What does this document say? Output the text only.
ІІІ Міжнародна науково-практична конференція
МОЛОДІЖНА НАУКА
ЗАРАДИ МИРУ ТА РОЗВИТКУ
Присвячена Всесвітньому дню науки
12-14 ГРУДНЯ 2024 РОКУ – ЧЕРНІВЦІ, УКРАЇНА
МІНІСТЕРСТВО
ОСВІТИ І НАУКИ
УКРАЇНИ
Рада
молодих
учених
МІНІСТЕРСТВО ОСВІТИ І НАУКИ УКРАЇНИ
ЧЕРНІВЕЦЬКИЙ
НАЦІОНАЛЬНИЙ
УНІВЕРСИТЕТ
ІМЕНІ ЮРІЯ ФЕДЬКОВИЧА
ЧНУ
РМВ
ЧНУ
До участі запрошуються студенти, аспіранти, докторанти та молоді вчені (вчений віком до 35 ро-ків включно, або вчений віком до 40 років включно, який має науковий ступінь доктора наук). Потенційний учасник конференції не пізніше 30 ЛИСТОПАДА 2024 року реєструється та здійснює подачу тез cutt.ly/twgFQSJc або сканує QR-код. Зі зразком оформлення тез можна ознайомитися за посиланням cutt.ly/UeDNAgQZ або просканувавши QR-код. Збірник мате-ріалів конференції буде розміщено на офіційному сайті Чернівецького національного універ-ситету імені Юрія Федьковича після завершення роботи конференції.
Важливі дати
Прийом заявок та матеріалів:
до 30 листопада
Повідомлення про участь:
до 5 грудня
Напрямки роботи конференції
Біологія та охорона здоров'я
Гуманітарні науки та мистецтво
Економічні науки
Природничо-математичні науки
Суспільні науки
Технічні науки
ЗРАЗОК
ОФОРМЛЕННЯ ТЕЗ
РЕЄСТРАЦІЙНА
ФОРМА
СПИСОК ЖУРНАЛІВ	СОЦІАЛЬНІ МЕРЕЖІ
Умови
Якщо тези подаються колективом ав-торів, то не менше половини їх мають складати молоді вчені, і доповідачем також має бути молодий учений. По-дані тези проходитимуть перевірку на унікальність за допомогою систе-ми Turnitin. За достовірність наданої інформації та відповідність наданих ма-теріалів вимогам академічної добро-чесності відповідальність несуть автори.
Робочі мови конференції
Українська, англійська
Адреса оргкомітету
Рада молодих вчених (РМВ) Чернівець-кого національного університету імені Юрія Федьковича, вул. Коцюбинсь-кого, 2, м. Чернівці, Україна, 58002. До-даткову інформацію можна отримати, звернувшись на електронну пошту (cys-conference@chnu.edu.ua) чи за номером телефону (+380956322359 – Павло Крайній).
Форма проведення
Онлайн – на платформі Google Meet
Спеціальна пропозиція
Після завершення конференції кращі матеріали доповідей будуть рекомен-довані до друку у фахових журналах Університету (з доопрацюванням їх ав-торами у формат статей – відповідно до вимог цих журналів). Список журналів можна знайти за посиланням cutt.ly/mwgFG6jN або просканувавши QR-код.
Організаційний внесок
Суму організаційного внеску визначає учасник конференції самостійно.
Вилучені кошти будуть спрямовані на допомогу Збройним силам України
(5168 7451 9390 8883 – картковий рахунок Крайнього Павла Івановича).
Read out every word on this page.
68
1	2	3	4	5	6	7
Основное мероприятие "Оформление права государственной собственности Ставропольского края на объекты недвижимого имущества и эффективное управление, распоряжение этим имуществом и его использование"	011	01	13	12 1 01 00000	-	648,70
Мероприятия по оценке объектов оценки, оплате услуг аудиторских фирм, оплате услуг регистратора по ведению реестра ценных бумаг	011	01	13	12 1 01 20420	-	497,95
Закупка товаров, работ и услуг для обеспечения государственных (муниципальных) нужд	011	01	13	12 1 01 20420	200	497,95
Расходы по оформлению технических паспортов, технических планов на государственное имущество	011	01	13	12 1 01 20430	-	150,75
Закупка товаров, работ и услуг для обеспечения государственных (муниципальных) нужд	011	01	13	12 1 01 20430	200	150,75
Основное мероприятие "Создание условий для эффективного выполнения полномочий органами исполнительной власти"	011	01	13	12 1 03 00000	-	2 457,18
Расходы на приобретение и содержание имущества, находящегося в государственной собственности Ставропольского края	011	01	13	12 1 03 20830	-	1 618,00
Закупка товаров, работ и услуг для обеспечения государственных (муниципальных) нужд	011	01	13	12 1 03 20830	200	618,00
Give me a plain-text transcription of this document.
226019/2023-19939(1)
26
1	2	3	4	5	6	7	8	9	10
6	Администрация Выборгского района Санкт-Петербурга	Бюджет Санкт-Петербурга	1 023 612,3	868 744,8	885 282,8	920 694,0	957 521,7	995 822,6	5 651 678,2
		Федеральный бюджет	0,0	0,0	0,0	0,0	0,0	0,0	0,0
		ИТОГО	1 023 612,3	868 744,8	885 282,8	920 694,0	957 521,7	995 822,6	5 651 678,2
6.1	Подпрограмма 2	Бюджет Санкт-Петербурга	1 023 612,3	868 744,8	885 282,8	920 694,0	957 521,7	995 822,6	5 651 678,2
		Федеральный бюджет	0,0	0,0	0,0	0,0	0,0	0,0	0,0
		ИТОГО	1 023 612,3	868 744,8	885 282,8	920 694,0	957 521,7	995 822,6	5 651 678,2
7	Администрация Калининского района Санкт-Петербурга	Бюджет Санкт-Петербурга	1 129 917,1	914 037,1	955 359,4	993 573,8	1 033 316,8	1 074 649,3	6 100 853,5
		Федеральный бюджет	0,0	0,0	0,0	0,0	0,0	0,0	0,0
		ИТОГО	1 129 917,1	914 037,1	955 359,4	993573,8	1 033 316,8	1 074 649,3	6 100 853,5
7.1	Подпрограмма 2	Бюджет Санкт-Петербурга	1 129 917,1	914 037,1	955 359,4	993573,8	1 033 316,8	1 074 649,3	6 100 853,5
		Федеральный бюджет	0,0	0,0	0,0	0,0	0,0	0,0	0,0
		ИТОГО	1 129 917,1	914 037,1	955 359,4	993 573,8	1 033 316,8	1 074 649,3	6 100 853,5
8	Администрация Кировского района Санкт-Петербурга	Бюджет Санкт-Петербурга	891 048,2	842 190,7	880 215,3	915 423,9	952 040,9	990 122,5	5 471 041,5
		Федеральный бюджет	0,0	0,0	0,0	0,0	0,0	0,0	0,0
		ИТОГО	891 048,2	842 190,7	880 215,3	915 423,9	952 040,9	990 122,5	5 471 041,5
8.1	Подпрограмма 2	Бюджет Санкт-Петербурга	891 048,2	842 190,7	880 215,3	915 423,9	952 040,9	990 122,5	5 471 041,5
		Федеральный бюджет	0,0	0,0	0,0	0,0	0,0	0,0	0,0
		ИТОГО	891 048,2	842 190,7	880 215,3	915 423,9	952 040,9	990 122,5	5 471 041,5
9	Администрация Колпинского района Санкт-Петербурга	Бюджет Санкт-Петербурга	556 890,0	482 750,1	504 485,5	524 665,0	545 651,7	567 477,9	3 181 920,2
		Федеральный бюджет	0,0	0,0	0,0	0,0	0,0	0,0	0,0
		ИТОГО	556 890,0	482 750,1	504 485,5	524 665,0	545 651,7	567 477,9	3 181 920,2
══════
All of the entries above need to be reproduced exactly.

What does this document say? Output the text only.
ІІІ Міжнародна науково-практична конференція
МОЛОДІЖНА НАУКА
ЗАРАДИ МИРУ ТА РОЗВИТКУ
Присвячена Всесвітньому дню науки
12-14 ГРУДНЯ 2024 РОКУ – ЧЕРНІВЦІ, УКРАЇНА
МІНІСТЕРСТВО
ОСВІТИ І НАУКИ
УКРАЇНИ
Рада
молодих
учених
МІНІСТЕРСТВО ОСВІТИ І НАУКИ УКРАЇНИ
ЧЕРНІВЕЦЬКИЙ
НАЦІОНАЛЬНИЙ
УНІВЕРСИТЕТ
ІМЕНІ ЮРІЯ ФЕДЬКОВИЧА
ЧНУ
РМВ
ЧНУ
До участі запрошуються студенти, аспіранти, докторанти та молоді вчені (вчений віком до 35 ро-ків включно, або вчений віком до 40 років включно, який має науковий ступінь доктора наук). Потенційний учасник конференції не пізніше 30 ЛИСТОПАДА 2024 року реєструється та здійснює подачу тез cutt.ly/twgFQSJc або сканує QR-код. Зі зразком оформлення тез можна ознайомитися за посиланням cutt.ly/UeDNAgQZ або просканувавши QR-код. Збірник мате-ріалів конференції буде розміщено на офіційному сайті Чернівецького національного універ-ситету імені Юрія Федьковича після завершення роботи конференції.
Важливі дати
Прийом заявок та матеріалів:
до 30 листопада
Повідомлення про участь:
до 5 грудня
Напрямки роботи конференції
Біологія та охорона здоров'я
Гуманітарні науки та мистецтво
Економічні науки
Природничо-математичні науки
Суспільні науки
Технічні науки
ЗРАЗОК
ОФОРМЛЕННЯ ТЕЗ
РЕЄСТРАЦІЙНА
ФОРМА
СПИСОК ЖУРНАЛІВ	СОЦІАЛЬНІ МЕРЕЖІ
Умови
Якщо тези подаються колективом ав-торів, то не менше половини їх мають складати молоді вчені, і доповідачем також має бути молодий учений. По-дані тези проходитимуть перевірку на унікальність за допомогою систе-ми Turnitin. За достовірність наданої інформації та відповідність наданих ма-теріалів вимогам академічної добро-чесності відповідальність несуть автори.
Робочі мови конференції
Українська, англійська
Адреса оргкомітету
Рада молодих вчених (РМВ) Чернівець-кого національного університету імені Юрія Федьковича, вул. Коцюбинсь-кого, 2, м. Чернівці, Україна, 58002. До-даткову інформацію можна отримати, звернувшись на електронну пошту (cys-conference@chnu.edu.ua) чи за номером телефону (+380956322359 – Павло Крайній).
Форма проведення
Онлайн – на платформі Google Meet
Спеціальна пропозиція
Після завершення конференції кращі матеріали доповідей будуть рекомен-довані до друку у фахових журналах Університету (з доопрацюванням їх ав-торами у формат статей – відповідно до вимог цих журналів). Список журналів можна знайти за посиланням cutt.ly/mwgFG6jN або просканувавши QR-код.
Організаційний внесок
Суму організаційного внеску визначає учасник конференції самостійно.
Вилучені кошти будуть спрямовані на допомогу Збройним силам України
(5168 7451 9390 8883 – картковий рахунок Крайнього Павла Івановича).
Read out every word on this page.
68
1	2	3	4	5	6	7
Основное мероприятие "Оформление права государственной собственности Ставропольского края на объекты недвижимого имущества и эффективное управление, распоряжение этим имуществом и его использование"	011	01	13	12 1 01 00000	-	648,70
Мероприятия по оценке объектов оценки, оплате услуг аудиторских фирм, оплате услуг регистратора по ведению реестра ценных бумаг	011	01	13	12 1 01 20420	-	497,95
Закупка товаров, работ и услуг для обеспечения государственных (муниципальных) нужд	011	01	13	12 1 01 20420	200	497,95
Расходы по оформлению технических паспортов, технических планов на государственное имущество	011	01	13	12 1 01 20430	-	150,75
Закупка товаров, работ и услуг для обеспечения государственных (муниципальных) нужд	011	01	13	12 1 01 20430	200	150,75
Основное мероприятие "Создание условий для эффективного выполнения полномочий органами исполнительной власти"	011	01	13	12 1 03 00000	-	2 457,18
Расходы на приобретение и содержание имущества, находящегося в государственной собственности Ставропольского края	011	01	13	12 1 03 20830	-	1 618,00
Закупка товаров, работ и услуг для обеспечения государственных (муниципальных) нужд	011	01	13	12 1 03 20830	200	618,00
Give me a plain-text transcription of this document.
226019/2023-19939(1)
26
1	2	3	4	5	6	7	8	9	10
6	Администрация Выборгского района Санкт-Петербурга	Бюджет Санкт-Петербурга	1 023 612,3	868 744,8	885 282,8	920 694,0	957 521,7	995 822,6	5 651 678,2
		Федеральный бюджет	0,0	0,0	0,0	0,0	0,0	0,0	0,0
		ИТОГО	1 023 612,3	868 744,8	885 282,8	920 694,0	957 521,7	995 822,6	5 651 678,2
6.1	Подпрограмма 2	Бюджет Санкт-Петербурга	1 023 612,3	868 744,8	885 282,8	920 694,0	957 521,7	995 822,6	5 651 678,2
		Федеральный бюджет	0,0	0,0	0,0	0,0	0,0	0,0	0,0
		ИТОГО	1 023 612,3	868 744,8	885 282,8	920 694,0	957 521,7	995 822,6	5 651 678,2
7	Администрация Калининского района Санкт-Петербурга	Бюджет Санкт-Петербурга	1 129 917,1	914 037,1	955 359,4	993 573,8	1 033 316,8	1 074 649,3	6 100 853,5
		Федеральный бюджет	0,0	0,0	0,0	0,0	0,0	0,0	0,0
		ИТОГО	1 129 917,1	914 037,1	955 359,4	993573,8	1 033 316,8	1 074 649,3	6 100 853,5
7.1	Подпрограмма 2	Бюджет Санкт-Петербурга	1 129 917,1	914 037,1	955 359,4	993573,8	1 033 316,8	1 074 649,3	6 100 853,5
		Федеральный бюджет	0,0	0,0	0,0	0,0	0,0	0,0	0,0
		ИТОГО	1 129 917,1	914 037,1	955 359,4	993 573,8	1 033 316,8	1 074 649,3	6 100 853,5
8	Администрация Кировского района Санкт-Петербурга	Бюджет Санкт-Петербурга	891 048,2	842 190,7	880 215,3	915 423,9	952 040,9	990 122,5	5 471 041,5
		Федеральный бюджет	0,0	0,0	0,0	0,0	0,0	0,0	0,0
		ИТОГО	891 048,2	842 190,7	880 215,3	915 423,9	952 040,9	990 122,5	5 471 041,5
8.1	Подпрограмма 2	Бюджет Санкт-Петербурга	891 048,2	842 190,7	880 215,3	915 423,9	952 040,9	990 122,5	5 471 041,5
		Федеральный бюджет	0,0	0,0	0,0	0,0	0,0	0,0	0,0
		ИТОГО	891 048,2	842 190,7	880 215,3	915 423,9	952 040,9	990 122,5	5 471 041,5
9	Администрация Колпинского района Санкт-Петербурга	Бюджет Санкт-Петербурга	556 890,0	482 750,1	504 485,5	524 665,0	545 651,7	567 477,9	3 181 920,2
		Федеральный бюджет	0,0	0,0	0,0	0,0	0,0	0,0	0,0
		ИТОГО	556 890,0	482 750,1	504 485,5	524 665,0	545 651,7	567 477,9	3 181 920,2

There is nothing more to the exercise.